# Request
Collect each line holding the string "khai".

━━━━

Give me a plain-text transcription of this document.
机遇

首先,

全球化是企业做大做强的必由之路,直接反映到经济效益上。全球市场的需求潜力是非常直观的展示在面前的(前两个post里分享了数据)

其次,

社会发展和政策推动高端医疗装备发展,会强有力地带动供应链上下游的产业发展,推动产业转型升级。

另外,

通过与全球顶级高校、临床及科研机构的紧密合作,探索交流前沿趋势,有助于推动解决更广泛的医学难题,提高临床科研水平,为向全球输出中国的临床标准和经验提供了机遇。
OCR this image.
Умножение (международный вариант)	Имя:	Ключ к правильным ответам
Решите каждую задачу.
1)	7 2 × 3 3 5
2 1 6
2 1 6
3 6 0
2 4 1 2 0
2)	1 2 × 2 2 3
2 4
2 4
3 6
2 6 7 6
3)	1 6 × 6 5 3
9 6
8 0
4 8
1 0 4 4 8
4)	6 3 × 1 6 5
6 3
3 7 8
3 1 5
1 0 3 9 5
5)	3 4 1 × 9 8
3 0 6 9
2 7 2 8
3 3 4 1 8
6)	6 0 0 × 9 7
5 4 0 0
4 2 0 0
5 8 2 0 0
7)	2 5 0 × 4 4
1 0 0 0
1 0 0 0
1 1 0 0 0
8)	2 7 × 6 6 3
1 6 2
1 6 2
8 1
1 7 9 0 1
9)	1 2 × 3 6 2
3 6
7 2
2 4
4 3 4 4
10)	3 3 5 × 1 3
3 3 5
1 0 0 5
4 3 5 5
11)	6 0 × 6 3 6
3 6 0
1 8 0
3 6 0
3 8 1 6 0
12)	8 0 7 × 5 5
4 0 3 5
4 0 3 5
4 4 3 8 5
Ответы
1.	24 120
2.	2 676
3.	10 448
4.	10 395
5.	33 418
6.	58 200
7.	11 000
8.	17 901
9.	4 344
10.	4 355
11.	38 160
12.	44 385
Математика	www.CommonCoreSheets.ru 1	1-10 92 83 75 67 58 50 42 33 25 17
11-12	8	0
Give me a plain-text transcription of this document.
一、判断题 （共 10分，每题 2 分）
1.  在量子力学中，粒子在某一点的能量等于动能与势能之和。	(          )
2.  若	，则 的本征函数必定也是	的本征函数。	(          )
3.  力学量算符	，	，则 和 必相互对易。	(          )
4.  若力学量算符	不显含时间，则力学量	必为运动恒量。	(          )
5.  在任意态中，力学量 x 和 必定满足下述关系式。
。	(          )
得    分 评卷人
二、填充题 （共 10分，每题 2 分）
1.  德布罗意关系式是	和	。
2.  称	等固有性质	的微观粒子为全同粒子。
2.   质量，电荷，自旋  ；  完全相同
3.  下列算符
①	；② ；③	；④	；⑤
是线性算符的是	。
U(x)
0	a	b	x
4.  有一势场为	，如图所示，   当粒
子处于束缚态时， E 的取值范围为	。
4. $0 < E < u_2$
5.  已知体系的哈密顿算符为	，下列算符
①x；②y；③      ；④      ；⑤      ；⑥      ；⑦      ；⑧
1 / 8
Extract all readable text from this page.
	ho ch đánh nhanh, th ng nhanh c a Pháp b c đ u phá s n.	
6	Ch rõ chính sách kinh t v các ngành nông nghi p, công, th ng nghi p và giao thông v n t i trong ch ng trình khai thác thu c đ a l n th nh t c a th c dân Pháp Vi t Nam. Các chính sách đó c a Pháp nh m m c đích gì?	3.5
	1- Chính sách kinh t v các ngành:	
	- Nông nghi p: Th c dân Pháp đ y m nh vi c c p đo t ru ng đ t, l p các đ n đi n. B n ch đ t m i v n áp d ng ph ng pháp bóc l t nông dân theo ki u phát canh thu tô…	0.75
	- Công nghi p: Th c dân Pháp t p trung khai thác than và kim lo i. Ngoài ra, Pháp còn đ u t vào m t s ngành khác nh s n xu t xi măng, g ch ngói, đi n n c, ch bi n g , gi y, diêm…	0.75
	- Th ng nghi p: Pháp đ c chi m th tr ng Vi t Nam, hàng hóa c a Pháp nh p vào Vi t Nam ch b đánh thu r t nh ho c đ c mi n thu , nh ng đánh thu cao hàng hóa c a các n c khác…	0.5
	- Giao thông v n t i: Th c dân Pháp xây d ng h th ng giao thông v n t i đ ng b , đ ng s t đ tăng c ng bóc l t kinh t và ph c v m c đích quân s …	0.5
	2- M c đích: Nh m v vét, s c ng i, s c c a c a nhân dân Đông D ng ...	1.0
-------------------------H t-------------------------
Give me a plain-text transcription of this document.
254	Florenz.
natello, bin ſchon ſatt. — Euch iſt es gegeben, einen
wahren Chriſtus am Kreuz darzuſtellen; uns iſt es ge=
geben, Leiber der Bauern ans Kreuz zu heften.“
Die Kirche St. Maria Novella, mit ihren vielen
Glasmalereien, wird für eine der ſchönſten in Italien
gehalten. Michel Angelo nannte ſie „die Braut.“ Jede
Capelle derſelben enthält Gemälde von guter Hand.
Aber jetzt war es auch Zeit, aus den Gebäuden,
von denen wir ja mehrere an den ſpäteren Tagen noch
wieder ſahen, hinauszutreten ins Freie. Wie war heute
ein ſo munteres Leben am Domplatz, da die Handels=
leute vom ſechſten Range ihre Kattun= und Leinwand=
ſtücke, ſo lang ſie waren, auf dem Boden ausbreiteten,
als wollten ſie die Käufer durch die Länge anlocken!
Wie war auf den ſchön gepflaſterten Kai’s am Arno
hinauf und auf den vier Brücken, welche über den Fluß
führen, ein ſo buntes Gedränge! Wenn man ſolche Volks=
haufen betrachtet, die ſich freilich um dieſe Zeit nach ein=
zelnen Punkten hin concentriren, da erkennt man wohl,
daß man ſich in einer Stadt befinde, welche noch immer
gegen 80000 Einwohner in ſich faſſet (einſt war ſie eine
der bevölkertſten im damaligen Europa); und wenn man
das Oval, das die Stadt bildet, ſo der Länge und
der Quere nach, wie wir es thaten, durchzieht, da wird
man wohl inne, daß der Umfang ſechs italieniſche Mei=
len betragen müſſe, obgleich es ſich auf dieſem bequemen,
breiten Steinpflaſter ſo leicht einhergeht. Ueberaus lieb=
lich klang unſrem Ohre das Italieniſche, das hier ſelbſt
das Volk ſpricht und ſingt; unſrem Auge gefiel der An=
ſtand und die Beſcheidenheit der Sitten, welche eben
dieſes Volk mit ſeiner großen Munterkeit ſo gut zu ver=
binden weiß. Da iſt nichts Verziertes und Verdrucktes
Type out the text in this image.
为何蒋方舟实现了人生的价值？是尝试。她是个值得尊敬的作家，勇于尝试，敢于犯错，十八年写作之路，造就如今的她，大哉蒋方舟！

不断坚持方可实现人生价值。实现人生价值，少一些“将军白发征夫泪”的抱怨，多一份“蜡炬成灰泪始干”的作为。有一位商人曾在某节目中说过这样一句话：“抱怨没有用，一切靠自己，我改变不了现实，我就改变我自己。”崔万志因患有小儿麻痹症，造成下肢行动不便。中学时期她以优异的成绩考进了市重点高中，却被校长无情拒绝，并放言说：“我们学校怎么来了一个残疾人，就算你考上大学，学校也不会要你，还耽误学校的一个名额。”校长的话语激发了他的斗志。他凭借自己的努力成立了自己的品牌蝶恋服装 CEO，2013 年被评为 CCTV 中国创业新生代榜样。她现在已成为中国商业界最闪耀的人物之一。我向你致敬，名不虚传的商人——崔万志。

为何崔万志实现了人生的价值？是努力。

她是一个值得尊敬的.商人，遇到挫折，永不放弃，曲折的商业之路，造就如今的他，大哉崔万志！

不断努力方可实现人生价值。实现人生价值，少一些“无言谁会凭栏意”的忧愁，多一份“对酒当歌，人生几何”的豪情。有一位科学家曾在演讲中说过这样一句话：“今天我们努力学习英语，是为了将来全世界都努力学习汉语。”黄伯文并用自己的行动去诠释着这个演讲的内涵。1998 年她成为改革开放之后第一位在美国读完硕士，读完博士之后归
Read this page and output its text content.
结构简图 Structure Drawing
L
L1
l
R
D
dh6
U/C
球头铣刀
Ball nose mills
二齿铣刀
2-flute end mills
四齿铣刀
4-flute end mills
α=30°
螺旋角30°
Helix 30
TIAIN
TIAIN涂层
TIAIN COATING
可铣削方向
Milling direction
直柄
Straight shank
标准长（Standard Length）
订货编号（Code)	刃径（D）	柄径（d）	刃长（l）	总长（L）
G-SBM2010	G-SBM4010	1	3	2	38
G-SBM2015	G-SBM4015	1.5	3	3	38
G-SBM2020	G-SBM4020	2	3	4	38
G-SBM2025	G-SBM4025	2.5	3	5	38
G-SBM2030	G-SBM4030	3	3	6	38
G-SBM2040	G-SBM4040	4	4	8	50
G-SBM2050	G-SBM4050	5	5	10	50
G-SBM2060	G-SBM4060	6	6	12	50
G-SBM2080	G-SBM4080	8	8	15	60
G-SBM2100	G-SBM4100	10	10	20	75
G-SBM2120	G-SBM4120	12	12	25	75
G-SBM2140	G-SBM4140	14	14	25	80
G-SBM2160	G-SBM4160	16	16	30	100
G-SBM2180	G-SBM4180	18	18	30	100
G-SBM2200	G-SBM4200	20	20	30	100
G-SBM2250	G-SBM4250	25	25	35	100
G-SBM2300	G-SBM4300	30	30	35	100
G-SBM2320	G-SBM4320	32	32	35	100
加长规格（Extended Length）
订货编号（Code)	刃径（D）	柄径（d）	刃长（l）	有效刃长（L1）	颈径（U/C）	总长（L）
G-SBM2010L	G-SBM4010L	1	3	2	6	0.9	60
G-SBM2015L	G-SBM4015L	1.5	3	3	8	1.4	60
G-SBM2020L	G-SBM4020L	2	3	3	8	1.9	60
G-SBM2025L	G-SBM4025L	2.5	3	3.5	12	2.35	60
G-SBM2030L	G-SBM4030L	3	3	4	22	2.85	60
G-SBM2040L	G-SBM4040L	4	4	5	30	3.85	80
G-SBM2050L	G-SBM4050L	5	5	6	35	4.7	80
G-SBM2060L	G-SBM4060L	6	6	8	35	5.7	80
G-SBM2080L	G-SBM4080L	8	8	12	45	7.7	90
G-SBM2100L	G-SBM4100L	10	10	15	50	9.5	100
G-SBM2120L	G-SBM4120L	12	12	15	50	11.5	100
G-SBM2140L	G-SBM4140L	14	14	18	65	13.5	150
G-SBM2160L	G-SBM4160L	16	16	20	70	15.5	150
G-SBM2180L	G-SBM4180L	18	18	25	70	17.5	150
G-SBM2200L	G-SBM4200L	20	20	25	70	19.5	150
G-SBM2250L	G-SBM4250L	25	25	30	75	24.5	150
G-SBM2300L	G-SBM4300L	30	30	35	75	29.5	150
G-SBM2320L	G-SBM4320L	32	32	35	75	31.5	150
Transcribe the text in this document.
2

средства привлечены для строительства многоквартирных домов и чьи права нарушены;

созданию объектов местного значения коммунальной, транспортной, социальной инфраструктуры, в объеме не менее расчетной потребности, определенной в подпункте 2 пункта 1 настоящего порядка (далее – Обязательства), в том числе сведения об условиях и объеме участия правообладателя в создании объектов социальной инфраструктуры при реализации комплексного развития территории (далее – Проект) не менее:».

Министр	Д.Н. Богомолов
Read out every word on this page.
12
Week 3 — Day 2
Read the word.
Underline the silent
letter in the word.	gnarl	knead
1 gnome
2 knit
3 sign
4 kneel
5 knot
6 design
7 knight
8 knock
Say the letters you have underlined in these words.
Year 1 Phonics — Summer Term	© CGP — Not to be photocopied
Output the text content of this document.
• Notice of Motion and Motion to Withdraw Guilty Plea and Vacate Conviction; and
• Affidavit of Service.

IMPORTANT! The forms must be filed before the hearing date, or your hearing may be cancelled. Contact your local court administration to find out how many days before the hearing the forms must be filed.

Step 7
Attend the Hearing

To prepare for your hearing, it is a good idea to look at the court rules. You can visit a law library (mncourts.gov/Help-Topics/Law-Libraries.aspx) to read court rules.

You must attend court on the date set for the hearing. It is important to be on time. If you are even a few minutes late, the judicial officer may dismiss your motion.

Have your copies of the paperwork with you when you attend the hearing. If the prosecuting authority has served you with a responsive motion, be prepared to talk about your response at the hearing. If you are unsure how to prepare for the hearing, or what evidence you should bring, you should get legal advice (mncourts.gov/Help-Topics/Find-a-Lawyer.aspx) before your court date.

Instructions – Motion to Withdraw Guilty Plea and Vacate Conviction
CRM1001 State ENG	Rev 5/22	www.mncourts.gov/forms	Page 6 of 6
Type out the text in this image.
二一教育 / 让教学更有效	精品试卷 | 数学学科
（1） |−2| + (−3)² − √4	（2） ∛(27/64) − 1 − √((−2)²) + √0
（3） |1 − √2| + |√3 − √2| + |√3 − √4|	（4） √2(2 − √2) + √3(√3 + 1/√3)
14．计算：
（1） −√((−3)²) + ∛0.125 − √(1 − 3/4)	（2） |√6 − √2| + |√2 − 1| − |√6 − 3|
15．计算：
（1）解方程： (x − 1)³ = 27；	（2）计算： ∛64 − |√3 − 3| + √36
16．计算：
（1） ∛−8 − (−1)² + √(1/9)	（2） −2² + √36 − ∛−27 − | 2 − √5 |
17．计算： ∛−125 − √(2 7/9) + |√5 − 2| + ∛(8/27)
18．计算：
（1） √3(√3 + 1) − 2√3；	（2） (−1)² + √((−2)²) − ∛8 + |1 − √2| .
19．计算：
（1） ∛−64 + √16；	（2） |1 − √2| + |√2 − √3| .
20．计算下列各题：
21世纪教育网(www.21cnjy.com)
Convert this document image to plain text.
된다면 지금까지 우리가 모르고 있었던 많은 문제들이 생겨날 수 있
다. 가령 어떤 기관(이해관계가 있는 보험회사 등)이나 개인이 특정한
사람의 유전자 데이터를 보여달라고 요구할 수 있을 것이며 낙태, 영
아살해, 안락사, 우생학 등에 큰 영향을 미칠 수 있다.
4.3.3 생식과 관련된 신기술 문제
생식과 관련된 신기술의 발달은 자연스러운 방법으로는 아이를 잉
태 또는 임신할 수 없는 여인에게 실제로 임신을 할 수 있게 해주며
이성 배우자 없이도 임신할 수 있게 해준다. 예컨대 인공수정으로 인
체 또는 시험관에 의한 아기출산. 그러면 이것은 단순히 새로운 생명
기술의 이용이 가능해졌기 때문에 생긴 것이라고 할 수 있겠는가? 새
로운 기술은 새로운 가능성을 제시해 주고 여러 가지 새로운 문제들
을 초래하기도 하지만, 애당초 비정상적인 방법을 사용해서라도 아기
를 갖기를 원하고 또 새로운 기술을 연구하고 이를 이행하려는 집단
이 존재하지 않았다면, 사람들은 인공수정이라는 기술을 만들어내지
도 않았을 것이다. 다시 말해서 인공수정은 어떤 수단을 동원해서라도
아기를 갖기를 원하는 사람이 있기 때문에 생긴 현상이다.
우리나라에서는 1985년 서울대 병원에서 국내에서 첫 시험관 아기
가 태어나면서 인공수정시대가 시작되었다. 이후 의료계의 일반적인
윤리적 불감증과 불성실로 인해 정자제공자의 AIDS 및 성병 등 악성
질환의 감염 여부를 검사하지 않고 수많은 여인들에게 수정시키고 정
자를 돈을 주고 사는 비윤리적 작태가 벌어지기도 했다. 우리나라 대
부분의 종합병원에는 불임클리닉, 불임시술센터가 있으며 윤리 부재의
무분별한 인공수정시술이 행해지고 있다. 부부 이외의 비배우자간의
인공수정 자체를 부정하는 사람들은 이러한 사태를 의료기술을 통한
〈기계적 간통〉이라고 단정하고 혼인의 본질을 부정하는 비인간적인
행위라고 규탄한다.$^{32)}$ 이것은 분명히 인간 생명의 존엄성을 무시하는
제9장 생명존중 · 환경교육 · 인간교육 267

━━━━

# Task answer
6	Ch rõ chính sách kinh t v các ngành nông nghi p, công, th ng nghi p và giao thông v n t i trong ch ng trình khai thác thu c đ a l n th nh t c a th c dân Pháp Vi t Nam. Các chính sách đó c a Pháp nh m m c đích gì?	3.5
	- Công nghi p: Th c dân Pháp t p trung khai thác than và kim lo i. Ngoài ra, Pháp còn đ u t vào m t s ngành khác nh s n xu t xi măng, g ch ngói, đi n n c, ch bi n g , gi y, diêm…	0.75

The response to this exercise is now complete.